▶ _Exercise set_
(1) From the tile coding notes below, list every parameter of the experiment function, in the order of its definition.
(2) According to the tile coding notes below, what is alpha automatically divided by?

▶ _Document passage_
■ ■ ■ ■ ■
Quick test: one set of tiles dividing states into groups of size 200 eacg

model = TileCodingFuncApprox(learn_rate=0.001, tile_size=200, nb_tilings=1, nb_states=1001)
gradient_MC(env, policy, ep=1000, gamma=1.0, model=model)
V = [model.evaluate(st) for st in range(1001)]
plot_linear(V, env=env)

Quick test #2: now with four sets of tiles, each offset by 1/4 of tile width. Note that small 'steps' are not completly independent, tiles still have same width as before.

model = TileCodingFuncApprox(learn_rate=0.001, tile_size=200, nb_tilings=4, nb_states=1001)
gradient_MC(env, policy, ep=1000, gamma=1.0, model=model)
V = [model.evaluate(st) for st in range(1001)]
plot_linear(V, env=env)

Reproduce Figure 9.10¶

Callback is called by gradient_MC every single timestep:

only process every 100th episode (speed)
compute V for all states
compute Root Mean Squared Error (skip terminal state 0, state 1001 is out of boundry)
append to rmse list

def callback(episode, model, trace):
    """Called from gradient_MC after every episode.
    
    Params:
        episode [int] - episode number
        model [obj]   - function approximator
        trace [list]  - list to write results to"""
    if episode % 100 != 0:    return
    V = np.array([model.evaluate(st) for st in range(1001)])                   # arr of float
    err = np.sqrt(np.mean(np.power((np.array(V[1:]) - env.V_approx[1:]), 2)))  # float
    trace.append(err)

Define experiment

def experiment(runs, env, policy, ep, gamma, model, callback):
    results = []  # dims: [nb_runs, nb_episodes]
    for r in range(runs):
        trace = []  # dim: [nb_episodes]
        model.reset()
        gradient_MC(env, policy, ep, gamma, model, callback=callback, trace=trace)
        results.append(trace)
    return np.average(results, axis=0)

Compute result for tilings=1. Average over 10 runs. This took ~6min.

ts = time.time()
model_1 = TileCodingFuncApprox(learn_rate=0.0001, tile_size=200, nb_tilings=1, nb_states=1001)
tiles_1 = experiment(10, env, policy, ep=10000, gamma=1.0, model=model_1, callback=callback)
print('Time took:', time.time()-ts)

Time took: 363.76061820983887

And for tilings=50. Note that alpha is automatically divided by nb_tilings, so we are still in line with the book.
■ ■ ■ ■ ■
Stored data:
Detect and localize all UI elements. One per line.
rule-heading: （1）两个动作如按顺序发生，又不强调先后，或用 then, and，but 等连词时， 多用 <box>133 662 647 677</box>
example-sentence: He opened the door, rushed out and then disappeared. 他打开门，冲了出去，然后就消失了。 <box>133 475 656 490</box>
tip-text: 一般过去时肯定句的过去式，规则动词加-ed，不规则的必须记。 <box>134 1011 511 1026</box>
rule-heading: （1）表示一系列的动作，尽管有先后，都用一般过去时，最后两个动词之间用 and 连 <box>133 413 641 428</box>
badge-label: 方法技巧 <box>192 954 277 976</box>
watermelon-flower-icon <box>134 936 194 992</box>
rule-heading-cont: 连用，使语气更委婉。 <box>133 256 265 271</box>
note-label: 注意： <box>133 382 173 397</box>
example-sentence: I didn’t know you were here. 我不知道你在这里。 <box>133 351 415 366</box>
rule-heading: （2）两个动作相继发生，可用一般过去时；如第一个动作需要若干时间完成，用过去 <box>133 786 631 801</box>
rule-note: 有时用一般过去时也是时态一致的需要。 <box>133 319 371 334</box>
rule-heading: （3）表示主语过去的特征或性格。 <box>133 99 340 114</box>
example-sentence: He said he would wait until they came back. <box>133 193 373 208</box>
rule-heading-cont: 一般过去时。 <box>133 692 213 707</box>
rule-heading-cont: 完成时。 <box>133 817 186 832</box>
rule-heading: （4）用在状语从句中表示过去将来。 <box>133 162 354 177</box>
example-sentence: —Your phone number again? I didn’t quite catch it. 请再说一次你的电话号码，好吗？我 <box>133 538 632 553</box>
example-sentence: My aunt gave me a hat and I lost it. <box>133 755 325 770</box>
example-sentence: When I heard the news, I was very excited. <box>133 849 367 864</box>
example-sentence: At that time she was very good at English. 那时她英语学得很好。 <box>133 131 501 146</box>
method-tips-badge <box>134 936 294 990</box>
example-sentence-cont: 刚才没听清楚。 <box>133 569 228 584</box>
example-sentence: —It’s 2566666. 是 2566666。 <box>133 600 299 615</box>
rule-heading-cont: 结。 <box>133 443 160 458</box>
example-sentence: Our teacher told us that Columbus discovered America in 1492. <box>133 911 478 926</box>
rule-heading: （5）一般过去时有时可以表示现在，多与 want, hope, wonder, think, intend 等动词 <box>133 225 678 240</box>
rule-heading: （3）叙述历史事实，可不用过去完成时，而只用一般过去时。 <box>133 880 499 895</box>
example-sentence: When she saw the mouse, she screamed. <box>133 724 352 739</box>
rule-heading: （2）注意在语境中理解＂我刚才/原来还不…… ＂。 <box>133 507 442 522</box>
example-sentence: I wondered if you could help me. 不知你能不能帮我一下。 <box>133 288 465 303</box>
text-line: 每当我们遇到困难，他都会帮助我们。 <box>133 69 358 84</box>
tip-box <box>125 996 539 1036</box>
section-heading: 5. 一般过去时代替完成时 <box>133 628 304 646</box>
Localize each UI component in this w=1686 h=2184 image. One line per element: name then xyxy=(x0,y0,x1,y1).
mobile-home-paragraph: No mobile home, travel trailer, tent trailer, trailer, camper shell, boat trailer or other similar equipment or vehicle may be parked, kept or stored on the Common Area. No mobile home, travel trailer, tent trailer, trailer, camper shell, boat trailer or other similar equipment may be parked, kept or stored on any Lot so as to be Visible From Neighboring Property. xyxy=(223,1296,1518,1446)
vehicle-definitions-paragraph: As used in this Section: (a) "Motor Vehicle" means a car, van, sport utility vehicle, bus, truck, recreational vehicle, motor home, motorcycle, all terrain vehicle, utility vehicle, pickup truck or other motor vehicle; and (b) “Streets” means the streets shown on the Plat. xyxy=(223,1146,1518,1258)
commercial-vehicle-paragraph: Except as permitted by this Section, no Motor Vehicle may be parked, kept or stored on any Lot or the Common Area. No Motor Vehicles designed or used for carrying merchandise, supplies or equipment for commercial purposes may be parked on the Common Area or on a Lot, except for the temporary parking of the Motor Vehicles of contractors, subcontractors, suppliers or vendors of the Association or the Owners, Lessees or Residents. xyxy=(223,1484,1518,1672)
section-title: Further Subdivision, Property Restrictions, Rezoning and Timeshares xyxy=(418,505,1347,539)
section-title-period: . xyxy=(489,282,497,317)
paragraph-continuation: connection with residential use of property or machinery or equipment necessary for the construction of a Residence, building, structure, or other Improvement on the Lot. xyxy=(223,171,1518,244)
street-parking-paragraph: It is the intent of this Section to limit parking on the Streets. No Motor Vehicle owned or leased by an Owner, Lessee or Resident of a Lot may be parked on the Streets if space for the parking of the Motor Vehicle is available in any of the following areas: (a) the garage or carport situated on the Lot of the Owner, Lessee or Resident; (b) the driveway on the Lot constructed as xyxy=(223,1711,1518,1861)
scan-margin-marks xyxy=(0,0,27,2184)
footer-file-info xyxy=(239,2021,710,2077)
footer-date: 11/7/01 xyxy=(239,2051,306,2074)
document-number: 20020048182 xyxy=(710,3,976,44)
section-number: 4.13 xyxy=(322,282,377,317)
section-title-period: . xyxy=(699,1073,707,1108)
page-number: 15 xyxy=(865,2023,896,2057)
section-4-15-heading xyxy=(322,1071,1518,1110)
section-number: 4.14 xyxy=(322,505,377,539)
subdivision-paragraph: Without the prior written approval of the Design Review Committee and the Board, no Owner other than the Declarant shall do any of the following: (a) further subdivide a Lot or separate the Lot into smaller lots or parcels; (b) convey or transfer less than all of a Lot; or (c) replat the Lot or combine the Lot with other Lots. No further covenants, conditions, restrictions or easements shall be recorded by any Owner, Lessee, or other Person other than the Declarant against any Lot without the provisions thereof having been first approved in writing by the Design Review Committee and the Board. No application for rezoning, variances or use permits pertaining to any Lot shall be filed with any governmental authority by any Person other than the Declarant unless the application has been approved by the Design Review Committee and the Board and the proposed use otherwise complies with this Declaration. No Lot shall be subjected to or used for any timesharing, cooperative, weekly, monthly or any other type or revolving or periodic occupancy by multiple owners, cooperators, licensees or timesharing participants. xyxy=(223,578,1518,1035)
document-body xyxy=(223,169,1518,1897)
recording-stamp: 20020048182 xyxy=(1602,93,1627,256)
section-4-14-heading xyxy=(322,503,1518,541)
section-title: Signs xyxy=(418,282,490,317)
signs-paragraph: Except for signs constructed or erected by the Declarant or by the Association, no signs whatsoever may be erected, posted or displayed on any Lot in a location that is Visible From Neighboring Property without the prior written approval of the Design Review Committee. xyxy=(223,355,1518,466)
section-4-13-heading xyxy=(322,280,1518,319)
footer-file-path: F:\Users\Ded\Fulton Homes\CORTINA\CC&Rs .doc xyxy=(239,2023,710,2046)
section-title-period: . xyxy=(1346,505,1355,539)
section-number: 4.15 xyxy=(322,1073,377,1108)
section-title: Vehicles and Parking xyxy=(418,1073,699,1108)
■ ■ ■ ■ ■
▶ _Outputs for the tasks_
(1) runs, env, policy, ep, gamma, model, callback

(2) nb_tilings